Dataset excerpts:
..........

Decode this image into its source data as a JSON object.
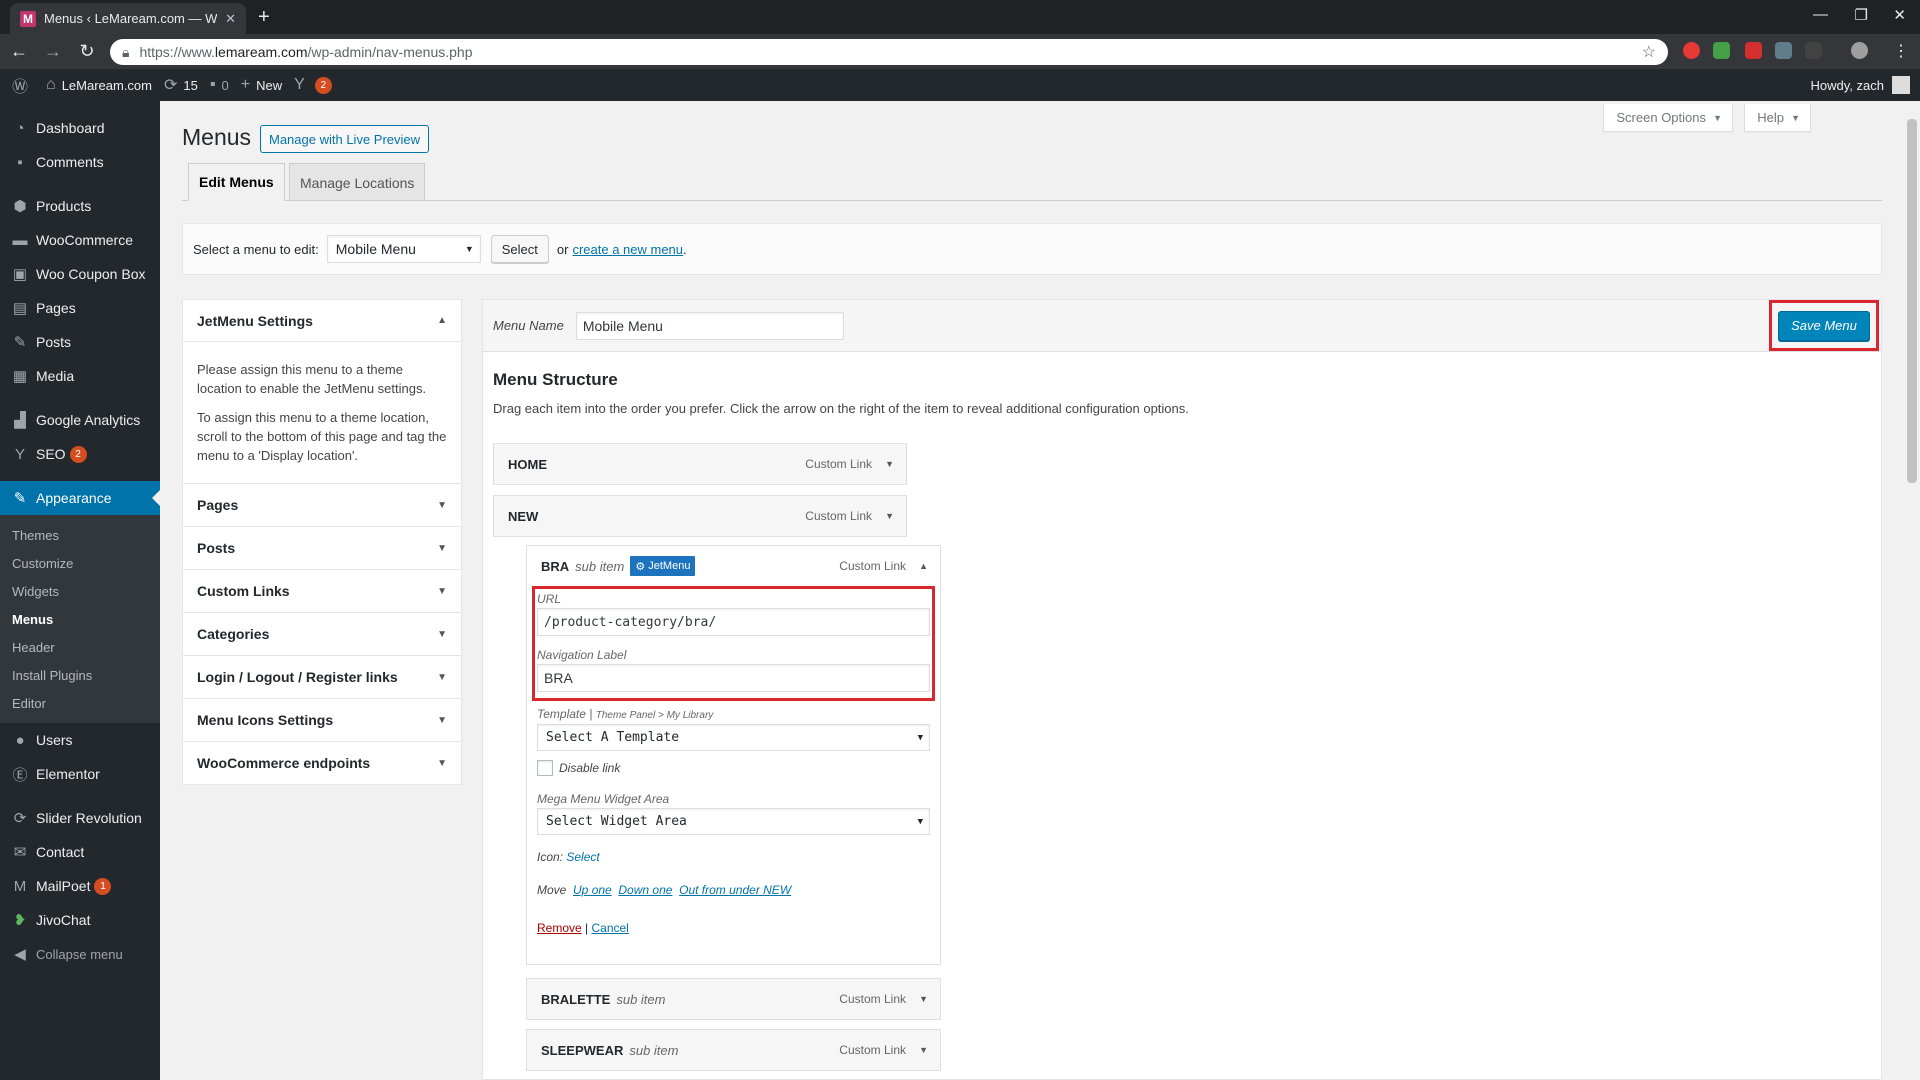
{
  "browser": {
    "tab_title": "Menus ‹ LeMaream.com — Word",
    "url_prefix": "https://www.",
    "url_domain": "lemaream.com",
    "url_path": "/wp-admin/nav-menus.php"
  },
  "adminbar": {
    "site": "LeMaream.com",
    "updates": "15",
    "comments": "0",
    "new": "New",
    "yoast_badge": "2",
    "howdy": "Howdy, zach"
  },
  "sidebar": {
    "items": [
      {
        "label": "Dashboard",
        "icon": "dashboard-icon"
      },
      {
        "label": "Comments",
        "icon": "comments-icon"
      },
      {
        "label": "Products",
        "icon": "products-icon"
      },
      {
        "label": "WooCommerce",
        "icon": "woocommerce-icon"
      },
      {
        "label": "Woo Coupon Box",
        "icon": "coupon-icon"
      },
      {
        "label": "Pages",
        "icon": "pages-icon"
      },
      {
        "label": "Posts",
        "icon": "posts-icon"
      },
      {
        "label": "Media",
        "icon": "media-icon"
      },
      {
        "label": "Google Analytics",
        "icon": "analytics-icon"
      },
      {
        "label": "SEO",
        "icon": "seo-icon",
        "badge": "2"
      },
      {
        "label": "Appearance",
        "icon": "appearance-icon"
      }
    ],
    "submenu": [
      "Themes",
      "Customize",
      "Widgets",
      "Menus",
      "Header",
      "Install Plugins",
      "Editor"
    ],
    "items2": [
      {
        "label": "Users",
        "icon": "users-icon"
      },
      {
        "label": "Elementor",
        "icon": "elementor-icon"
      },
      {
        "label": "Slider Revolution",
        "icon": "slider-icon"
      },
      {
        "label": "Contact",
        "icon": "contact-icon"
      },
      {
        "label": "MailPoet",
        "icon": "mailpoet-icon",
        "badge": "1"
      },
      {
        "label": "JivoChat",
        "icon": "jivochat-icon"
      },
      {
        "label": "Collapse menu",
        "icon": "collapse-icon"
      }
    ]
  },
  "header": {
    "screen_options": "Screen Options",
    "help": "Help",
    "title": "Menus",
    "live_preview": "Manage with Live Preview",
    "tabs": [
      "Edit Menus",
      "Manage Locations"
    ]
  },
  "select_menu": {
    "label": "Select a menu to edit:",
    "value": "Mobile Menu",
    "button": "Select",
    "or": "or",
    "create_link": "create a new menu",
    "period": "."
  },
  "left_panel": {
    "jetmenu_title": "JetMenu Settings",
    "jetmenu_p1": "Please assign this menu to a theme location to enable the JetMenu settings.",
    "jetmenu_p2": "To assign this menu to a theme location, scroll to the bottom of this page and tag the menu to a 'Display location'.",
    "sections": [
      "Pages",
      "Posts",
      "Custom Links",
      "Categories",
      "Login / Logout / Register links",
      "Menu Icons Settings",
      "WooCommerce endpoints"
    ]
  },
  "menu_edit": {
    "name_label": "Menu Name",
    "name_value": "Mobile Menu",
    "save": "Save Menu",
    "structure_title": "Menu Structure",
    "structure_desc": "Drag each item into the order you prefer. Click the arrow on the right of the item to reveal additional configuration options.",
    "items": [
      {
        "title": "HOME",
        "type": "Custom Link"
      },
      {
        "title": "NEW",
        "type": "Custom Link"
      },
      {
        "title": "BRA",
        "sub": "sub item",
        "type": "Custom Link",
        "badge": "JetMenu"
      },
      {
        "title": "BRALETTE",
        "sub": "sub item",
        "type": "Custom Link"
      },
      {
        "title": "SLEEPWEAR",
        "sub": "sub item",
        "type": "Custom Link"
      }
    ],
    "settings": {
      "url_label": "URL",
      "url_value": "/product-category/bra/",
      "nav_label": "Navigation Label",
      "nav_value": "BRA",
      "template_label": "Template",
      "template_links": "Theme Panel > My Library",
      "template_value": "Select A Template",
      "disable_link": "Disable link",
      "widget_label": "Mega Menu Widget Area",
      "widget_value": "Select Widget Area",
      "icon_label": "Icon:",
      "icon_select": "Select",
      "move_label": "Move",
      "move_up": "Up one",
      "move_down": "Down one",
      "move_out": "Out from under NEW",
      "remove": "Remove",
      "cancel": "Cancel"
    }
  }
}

..........

WORK INSTRUCTIONS:
Quote every record above exactly, leaving out the pictures.

WRITTEN RESPONSE:
Decode this image into its source data as a JSON object.
{
  "browser": {
    "tab_title": "Menus ‹ LeMaream.com — Word",
    "url_prefix": "https://www.",
    "url_domain": "lemaream.com",
    "url_path": "/wp-admin/nav-menus.php"
  },
  "adminbar": {
    "site": "LeMaream.com",
    "updates": "15",
    "comments": "0",
    "new": "New",
    "yoast_badge": "2",
    "howdy": "Howdy, zach"
  },
  "sidebar": {
    "items": [
      {
        "label": "Dashboard",
        "icon": "dashboard-icon"
      },
      {
        "label": "Comments",
        "icon": "comments-icon"
      },
      {
        "label": "Products",
        "icon": "products-icon"
      },
      {
        "label": "WooCommerce",
        "icon": "woocommerce-icon"
      },
      {
        "label": "Woo Coupon Box",
        "icon": "coupon-icon"
      },
      {
        "label": "Pages",
        "icon": "pages-icon"
      },
      {
        "label": "Posts",
        "icon": "posts-icon"
      },
      {
        "label": "Media",
        "icon": "media-icon"
      },
      {
        "label": "Google Analytics",
        "icon": "analytics-icon"
      },
      {
        "label": "SEO",
        "icon": "seo-icon",
        "badge": "2"
      },
      {
        "label": "Appearance",
        "icon": "appearance-icon"
      }
    ],
    "submenu": [
      "Themes",
      "Customize",
      "Widgets",
      "Menus",
      "Header",
      "Install Plugins",
      "Editor"
    ],
    "items2": [
      {
        "label": "Users",
        "icon": "users-icon"
      },
      {
        "label": "Elementor",
        "icon": "elementor-icon"
      },
      {
        "label": "Slider Revolution",
        "icon": "slider-icon"
      },
      {
        "label": "Contact",
        "icon": "contact-icon"
      },
      {
        "label": "MailPoet",
        "icon": "mailpoet-icon",
        "badge": "1"
      },
      {
        "label": "JivoChat",
        "icon": "jivochat-icon"
      },
      {
        "label": "Collapse menu",
        "icon": "collapse-icon"
      }
    ]
  },
  "header": {
    "screen_options": "Screen Options",
    "help": "Help",
    "title": "Menus",
    "live_preview": "Manage with Live Preview",
    "tabs": [
      "Edit Menus",
      "Manage Locations"
    ]
  },
  "select_menu": {
    "label": "Select a menu to edit:",
    "value": "Mobile Menu",
    "button": "Select",
    "or": "or",
    "create_link": "create a new menu",
    "period": "."
  },
  "left_panel": {
    "jetmenu_title": "JetMenu Settings",
    "jetmenu_p1": "Please assign this menu to a theme location to enable the JetMenu settings.",
    "jetmenu_p2": "To assign this menu to a theme location, scroll to the bottom of this page and tag the menu to a 'Display location'.",
    "sections": [
      "Pages",
      "Posts",
      "Custom Links",
      "Categories",
      "Login / Logout / Register links",
      "Menu Icons Settings",
      "WooCommerce endpoints"
    ]
  },
  "menu_edit": {
    "name_label": "Menu Name",
    "name_value": "Mobile Menu",
    "save": "Save Menu",
    "structure_title": "Menu Structure",
    "structure_desc": "Drag each item into the order you prefer. Click the arrow on the right of the item to reveal additional configuration options.",
    "items": [
      {
        "title": "HOME",
        "type": "Custom Link"
      },
      {
        "title": "NEW",
        "type": "Custom Link"
      },
      {
        "title": "BRA",
        "sub": "sub item",
        "type": "Custom Link",
        "badge": "JetMenu"
      },
      {
        "title": "BRALETTE",
        "sub": "sub item",
        "type": "Custom Link"
      },
      {
        "title": "SLEEPWEAR",
        "sub": "sub item",
        "type": "Custom Link"
      }
    ],
    "settings": {
      "url_label": "URL",
      "url_value": "/product-category/bra/",
      "nav_label": "Navigation Label",
      "nav_value": "BRA",
      "template_label": "Template",
      "template_links": "Theme Panel > My Library",
      "template_value": "Select A Template",
      "disable_link": "Disable link",
      "widget_label": "Mega Menu Widget Area",
      "widget_value": "Select Widget Area",
      "icon_label": "Icon:",
      "icon_select": "Select",
      "move_label": "Move",
      "move_up": "Up one",
      "move_down": "Down one",
      "move_out": "Out from under NEW",
      "remove": "Remove",
      "cancel": "Cancel"
    }
  }
}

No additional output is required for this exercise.